## Required work
Resume the essay below on physicians' treatment of patients, starting right after its final sentence.

## Extracted text
Physicians Assertiveness on Patients Treatment

One of the most effective interactions between a Doctor and a patient is by building a good rapport which will last until the treatment process ends. The main issue here is that how would a Doctor decide on a particular treatment procedure for different kinds of patients with similar health problems from various social classes (Hack et al., 2005). Indeed, there are three essential and fundamental goals a Doctor should have during the treatment which are; the establishment of good interpersonal relationships, creating bridges which will become the way wherein process of exchange on information will go through as what is expected, and lastly, the motivation for the patients to be involved in the decision making processes.

Thus, making the physician’s care with the interaction between them would make the treatment more successful (WHO, 1996). However, social issues such as status can affect the behavior of the physician. Typically, patients who came from rich family are more likely to be treated well than patients who are more economically challenged (Burkett et al., 1976).

Bounding box prediction data
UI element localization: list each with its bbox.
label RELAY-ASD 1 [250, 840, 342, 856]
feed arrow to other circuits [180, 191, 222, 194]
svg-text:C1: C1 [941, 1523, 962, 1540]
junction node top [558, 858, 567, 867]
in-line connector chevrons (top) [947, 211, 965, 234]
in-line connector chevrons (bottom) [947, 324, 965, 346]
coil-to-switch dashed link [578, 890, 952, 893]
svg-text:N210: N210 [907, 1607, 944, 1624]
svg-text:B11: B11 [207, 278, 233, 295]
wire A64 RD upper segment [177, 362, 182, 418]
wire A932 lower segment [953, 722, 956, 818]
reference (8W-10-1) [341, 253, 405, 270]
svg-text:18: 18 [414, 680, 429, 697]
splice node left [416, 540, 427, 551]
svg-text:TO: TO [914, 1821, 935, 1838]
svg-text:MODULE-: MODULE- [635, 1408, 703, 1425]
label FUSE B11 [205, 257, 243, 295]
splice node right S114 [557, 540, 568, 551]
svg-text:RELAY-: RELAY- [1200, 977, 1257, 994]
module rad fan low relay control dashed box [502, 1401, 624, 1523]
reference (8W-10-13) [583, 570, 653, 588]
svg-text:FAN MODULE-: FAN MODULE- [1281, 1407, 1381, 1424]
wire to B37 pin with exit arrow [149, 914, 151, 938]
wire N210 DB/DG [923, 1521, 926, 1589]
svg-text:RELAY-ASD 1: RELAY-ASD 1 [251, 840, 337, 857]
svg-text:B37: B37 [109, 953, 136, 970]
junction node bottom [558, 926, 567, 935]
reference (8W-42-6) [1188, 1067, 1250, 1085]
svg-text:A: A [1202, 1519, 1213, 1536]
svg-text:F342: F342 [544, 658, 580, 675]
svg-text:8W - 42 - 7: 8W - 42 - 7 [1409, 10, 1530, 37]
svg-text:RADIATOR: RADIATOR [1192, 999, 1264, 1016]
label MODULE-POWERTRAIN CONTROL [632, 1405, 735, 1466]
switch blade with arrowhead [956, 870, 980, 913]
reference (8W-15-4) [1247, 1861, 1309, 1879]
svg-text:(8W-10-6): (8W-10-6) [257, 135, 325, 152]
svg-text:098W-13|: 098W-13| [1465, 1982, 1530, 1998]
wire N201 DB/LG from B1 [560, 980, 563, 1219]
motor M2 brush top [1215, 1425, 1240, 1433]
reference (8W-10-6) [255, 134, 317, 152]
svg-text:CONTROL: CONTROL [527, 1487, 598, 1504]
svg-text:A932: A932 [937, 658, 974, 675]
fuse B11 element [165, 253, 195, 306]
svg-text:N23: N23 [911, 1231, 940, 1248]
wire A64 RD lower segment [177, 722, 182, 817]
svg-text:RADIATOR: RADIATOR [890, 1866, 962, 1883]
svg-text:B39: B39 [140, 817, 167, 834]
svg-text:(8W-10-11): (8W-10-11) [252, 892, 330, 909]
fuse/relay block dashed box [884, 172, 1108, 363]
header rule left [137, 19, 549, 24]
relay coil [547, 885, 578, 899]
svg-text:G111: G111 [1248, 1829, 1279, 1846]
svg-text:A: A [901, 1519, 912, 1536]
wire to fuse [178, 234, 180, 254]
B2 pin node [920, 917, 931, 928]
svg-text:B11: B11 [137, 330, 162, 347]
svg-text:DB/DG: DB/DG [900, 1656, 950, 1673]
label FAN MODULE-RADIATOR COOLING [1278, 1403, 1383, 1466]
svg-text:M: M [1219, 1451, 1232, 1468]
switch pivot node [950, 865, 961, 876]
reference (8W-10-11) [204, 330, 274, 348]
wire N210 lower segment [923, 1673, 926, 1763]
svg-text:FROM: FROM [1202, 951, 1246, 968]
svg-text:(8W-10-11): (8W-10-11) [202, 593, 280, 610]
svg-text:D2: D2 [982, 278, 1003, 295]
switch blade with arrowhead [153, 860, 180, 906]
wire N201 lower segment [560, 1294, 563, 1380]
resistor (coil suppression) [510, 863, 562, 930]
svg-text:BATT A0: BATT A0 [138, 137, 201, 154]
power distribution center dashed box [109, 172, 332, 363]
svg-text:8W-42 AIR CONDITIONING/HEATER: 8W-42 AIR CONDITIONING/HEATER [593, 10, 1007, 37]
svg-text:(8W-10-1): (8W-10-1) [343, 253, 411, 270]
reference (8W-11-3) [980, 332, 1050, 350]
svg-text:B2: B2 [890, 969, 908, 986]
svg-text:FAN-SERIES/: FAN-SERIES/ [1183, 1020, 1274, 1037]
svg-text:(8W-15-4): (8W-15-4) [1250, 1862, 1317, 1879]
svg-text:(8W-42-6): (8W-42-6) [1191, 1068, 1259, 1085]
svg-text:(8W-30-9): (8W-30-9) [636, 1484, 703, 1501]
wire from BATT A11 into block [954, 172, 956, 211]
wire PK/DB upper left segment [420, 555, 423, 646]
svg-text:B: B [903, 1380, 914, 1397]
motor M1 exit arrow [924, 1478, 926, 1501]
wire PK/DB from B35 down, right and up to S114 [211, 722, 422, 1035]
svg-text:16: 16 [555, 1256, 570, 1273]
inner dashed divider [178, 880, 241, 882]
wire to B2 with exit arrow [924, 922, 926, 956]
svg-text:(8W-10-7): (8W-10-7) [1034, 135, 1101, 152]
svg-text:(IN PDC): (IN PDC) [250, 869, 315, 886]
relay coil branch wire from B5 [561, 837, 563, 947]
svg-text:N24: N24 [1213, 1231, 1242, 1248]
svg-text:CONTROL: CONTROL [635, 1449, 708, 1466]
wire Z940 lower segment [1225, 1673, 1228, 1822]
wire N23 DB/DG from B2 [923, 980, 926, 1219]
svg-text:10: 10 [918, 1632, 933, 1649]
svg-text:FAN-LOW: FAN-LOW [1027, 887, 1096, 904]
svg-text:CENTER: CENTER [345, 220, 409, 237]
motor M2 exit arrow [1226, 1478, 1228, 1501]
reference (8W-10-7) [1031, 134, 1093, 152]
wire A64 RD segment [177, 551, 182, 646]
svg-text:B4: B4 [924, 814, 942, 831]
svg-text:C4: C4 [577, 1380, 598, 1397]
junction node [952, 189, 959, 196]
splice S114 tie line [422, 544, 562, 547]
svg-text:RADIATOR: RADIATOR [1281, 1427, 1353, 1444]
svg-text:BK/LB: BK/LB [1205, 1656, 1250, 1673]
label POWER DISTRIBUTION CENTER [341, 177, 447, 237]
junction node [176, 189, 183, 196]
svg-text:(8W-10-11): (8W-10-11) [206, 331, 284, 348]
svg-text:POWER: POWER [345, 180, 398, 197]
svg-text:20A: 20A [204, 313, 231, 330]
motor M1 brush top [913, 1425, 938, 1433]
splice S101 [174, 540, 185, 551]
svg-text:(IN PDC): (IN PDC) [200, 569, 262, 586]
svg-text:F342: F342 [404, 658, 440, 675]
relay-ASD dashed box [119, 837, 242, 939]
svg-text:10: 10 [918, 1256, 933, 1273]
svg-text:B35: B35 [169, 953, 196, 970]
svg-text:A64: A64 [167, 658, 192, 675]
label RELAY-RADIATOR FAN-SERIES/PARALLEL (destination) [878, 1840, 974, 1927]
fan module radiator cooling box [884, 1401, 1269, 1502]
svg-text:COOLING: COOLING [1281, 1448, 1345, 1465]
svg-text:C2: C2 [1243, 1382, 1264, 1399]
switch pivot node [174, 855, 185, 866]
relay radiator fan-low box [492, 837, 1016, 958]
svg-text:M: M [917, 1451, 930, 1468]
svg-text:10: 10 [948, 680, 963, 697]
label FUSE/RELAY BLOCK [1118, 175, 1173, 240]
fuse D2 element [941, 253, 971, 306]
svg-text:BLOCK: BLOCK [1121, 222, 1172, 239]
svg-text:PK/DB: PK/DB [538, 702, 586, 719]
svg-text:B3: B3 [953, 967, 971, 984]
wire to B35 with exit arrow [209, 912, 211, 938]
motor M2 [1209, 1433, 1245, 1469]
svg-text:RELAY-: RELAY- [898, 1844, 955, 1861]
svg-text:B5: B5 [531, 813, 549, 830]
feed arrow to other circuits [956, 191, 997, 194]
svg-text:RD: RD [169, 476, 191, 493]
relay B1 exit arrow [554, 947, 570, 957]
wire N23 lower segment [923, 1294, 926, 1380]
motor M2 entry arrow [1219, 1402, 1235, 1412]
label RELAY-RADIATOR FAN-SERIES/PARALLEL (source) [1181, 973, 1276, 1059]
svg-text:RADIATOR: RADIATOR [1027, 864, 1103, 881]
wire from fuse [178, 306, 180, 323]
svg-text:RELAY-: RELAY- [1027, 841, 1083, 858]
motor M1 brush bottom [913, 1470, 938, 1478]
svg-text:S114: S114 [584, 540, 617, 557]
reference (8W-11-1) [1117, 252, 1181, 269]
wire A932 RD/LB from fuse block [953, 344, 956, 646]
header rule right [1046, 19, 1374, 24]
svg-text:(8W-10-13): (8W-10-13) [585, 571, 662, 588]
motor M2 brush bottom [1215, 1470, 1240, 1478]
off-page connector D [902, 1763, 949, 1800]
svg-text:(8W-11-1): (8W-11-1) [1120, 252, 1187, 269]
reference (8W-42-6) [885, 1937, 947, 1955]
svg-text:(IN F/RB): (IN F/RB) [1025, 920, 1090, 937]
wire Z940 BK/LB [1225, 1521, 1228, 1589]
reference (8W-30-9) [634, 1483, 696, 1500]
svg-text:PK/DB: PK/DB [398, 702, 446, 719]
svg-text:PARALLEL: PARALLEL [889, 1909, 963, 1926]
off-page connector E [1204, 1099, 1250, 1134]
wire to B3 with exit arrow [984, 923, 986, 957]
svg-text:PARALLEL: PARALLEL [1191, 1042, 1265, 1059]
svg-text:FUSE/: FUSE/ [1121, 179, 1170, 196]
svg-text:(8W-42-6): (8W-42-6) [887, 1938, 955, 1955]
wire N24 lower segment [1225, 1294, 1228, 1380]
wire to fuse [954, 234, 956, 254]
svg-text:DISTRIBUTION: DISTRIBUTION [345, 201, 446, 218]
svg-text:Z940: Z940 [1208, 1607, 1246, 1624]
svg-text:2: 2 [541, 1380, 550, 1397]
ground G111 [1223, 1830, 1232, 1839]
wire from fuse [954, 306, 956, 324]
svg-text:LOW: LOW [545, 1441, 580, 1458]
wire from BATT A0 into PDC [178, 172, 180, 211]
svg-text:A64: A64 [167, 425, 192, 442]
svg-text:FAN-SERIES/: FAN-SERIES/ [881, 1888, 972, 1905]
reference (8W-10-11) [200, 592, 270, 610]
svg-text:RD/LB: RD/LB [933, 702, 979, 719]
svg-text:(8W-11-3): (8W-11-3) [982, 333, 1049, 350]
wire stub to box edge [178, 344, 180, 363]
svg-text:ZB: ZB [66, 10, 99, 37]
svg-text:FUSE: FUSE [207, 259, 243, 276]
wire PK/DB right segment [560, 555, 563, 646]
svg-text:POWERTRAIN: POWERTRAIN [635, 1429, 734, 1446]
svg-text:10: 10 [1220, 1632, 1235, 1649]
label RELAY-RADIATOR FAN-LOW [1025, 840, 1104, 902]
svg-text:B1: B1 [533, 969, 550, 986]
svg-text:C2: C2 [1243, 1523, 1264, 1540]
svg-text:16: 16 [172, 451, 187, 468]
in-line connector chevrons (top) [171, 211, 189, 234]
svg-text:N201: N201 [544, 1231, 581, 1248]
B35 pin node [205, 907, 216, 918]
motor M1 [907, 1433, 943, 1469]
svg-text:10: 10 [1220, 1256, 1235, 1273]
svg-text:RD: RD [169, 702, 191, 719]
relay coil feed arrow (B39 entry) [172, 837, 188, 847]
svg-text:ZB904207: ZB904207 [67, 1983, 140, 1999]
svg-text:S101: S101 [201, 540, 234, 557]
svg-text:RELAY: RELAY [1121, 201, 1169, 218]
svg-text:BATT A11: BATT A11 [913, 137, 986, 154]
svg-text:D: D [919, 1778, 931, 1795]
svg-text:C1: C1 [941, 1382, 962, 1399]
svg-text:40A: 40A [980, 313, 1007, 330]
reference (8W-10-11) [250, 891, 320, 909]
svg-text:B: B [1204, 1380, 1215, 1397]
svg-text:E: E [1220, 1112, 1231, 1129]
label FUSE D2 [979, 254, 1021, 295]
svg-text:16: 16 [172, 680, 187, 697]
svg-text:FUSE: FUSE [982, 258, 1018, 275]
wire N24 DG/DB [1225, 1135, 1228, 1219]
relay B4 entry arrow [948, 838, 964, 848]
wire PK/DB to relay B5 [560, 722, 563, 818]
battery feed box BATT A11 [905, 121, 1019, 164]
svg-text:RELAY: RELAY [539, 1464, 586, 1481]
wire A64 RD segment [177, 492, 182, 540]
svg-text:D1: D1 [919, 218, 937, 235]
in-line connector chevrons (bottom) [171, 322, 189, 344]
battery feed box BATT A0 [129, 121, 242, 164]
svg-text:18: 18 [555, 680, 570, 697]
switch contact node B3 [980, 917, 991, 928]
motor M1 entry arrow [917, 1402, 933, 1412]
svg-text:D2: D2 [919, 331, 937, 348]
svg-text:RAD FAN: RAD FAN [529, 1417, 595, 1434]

## Output below
The relativity of the physician’s decision regarding the health problems of various patients can also be taken into account into the type of communication they have. The widespread promotion of this perception within the medical field which may turn into a negative assumption can result in poor communication between both parties (Bosk, 1979a).

And sometimes it may result in an invasive problem or worst. The misconceptions about being an independent decision-maker by the Physicians can be a cause of having a negative outcome. The assertiveness of the physicians is somehow depicted in the kind of health problem a patient has and the way they relate to them even though not all physicians and patients have a close relationship with each other even on the treatment process which usually last for a long time (Lukoschek et al., 2003).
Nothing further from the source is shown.